• **TASK TO CARRY OUT**
Check each line for the word "Laura" and report how many have it. Give nothing else.

• **RECORDS FOR THE EXERCISE**
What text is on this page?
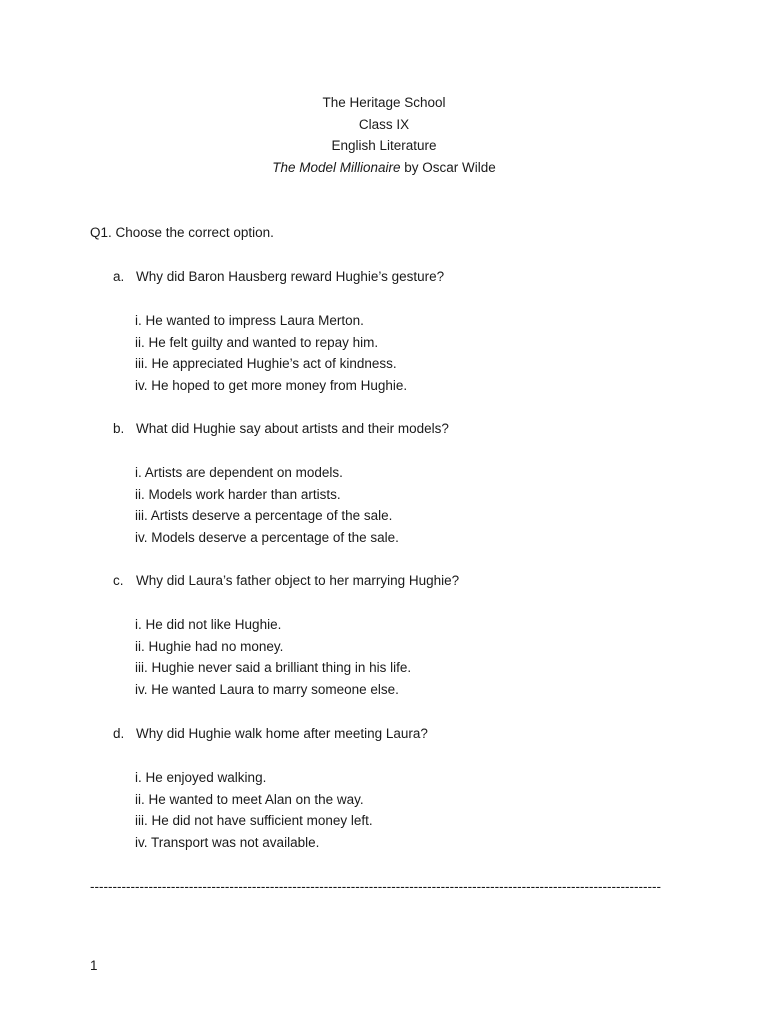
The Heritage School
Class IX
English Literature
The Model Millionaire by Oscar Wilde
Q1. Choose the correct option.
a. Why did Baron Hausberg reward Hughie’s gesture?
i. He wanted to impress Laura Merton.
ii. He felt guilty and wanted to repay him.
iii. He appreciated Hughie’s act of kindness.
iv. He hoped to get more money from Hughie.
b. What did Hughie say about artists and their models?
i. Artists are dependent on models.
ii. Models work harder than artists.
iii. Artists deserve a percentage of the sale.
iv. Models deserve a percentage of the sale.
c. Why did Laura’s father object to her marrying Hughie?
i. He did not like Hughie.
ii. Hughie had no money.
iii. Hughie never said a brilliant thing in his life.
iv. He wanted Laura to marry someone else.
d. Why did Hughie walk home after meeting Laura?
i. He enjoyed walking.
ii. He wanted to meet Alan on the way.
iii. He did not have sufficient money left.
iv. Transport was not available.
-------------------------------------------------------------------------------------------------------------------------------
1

--

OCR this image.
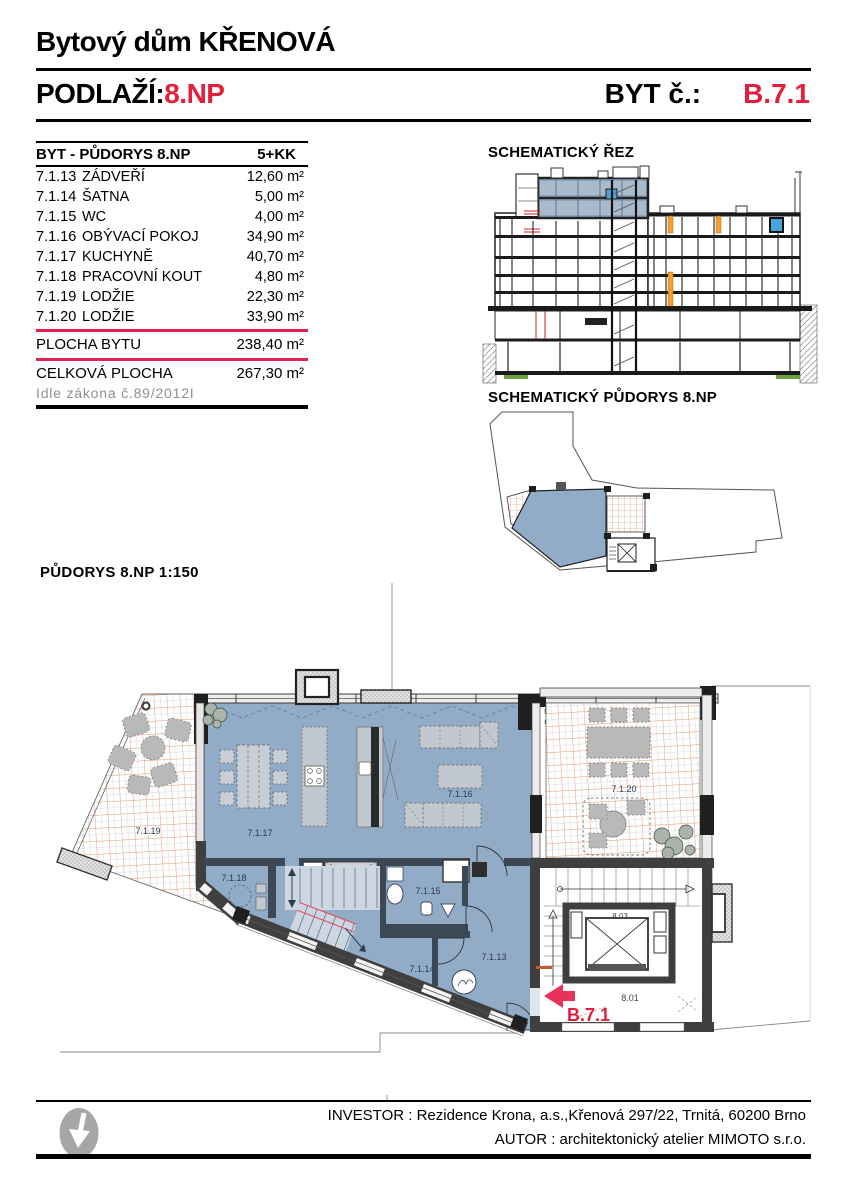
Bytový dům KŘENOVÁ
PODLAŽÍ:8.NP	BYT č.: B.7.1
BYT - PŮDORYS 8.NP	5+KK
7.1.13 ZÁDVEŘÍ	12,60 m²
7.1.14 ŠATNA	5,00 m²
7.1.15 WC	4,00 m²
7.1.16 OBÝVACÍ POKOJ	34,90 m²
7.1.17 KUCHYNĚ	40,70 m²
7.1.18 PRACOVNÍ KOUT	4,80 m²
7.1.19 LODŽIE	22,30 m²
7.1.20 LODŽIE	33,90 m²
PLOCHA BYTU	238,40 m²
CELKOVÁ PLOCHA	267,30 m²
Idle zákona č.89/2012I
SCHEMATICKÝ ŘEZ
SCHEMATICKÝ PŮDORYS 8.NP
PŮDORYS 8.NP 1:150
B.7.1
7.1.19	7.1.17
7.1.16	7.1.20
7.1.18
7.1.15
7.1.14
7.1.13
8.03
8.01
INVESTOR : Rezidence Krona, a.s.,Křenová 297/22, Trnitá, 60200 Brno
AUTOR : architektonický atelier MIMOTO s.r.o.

• **ANSWER BELOW**
4